Instructions for the task
Locate each line holding the string "poema" and copy it.

------------------------------------------------

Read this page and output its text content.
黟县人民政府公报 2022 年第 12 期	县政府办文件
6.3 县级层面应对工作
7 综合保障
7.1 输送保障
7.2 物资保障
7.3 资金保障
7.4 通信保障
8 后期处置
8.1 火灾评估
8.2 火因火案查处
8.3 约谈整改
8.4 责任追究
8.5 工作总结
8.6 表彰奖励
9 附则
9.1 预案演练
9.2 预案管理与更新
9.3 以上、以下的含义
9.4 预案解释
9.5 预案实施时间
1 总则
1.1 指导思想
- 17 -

------------------------------------------------

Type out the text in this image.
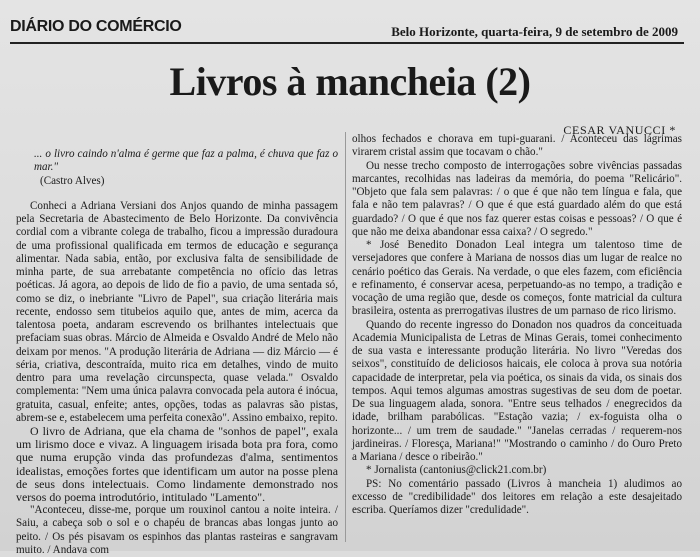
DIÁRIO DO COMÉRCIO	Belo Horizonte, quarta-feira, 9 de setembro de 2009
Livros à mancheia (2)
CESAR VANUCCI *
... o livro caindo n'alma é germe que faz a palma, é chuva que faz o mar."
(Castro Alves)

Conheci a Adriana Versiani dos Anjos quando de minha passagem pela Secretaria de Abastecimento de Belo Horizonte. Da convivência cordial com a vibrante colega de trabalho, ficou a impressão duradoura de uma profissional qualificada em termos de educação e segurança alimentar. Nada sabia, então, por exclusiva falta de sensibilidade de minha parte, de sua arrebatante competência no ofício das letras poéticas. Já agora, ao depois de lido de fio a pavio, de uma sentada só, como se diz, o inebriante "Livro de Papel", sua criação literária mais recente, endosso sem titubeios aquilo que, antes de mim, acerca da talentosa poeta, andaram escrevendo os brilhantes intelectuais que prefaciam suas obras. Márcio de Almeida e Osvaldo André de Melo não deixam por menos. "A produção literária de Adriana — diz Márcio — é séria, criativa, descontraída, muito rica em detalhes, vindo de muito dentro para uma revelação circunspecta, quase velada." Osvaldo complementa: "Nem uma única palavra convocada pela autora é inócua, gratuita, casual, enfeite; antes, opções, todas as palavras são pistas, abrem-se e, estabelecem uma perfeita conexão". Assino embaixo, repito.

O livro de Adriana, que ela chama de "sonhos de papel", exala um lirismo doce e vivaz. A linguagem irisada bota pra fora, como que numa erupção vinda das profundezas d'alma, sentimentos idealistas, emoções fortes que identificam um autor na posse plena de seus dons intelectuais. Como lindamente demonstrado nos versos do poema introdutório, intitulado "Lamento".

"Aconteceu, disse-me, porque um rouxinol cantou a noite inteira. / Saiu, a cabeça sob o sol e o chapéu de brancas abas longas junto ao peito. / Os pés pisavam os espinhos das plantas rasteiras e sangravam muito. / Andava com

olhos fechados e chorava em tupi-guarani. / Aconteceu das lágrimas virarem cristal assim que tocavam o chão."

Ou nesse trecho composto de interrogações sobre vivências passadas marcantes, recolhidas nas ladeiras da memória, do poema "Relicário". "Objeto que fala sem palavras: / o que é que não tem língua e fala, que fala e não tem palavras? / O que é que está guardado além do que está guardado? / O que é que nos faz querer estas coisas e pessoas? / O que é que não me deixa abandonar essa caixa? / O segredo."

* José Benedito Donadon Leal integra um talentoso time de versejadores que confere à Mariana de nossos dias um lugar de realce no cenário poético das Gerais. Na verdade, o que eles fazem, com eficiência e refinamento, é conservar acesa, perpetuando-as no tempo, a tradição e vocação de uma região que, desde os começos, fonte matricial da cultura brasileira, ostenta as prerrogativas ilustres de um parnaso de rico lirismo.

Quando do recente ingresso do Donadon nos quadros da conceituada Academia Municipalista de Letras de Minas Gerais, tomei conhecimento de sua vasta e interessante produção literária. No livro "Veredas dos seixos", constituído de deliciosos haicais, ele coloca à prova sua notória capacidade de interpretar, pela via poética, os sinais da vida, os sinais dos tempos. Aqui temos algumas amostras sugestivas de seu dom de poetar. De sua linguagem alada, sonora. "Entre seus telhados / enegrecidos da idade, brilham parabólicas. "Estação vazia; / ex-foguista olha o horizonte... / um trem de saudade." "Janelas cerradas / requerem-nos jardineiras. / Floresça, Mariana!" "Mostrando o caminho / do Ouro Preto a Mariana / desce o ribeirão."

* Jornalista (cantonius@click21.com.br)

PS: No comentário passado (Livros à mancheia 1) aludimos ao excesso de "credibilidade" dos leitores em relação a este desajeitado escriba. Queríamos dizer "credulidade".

------------------------------------------------

Solution to this problem
O livro de Adriana, que ela chama de "sonhos de papel", exala um lirismo doce e vivaz. A linguagem irisada bota pra fora, como que numa erupção vinda das profundezas d'alma, sentimentos idealistas, emoções fortes que identificam um autor na posse plena de seus dons intelectuais. Como lindamente demonstrado nos versos do poema introdutório, intitulado "Lamento".
Ou nesse trecho composto de interrogações sobre vivências passadas marcantes, recolhidas nas ladeiras da memória, do poema "Relicário". "Objeto que fala sem palavras: / o que é que não tem língua e fala, que fala e não tem palavras? / O que é que está guardado além do que está guardado? / O que é que nos faz querer estas coisas e pessoas? / O que é que não me deixa abandonar essa caixa? / O segredo."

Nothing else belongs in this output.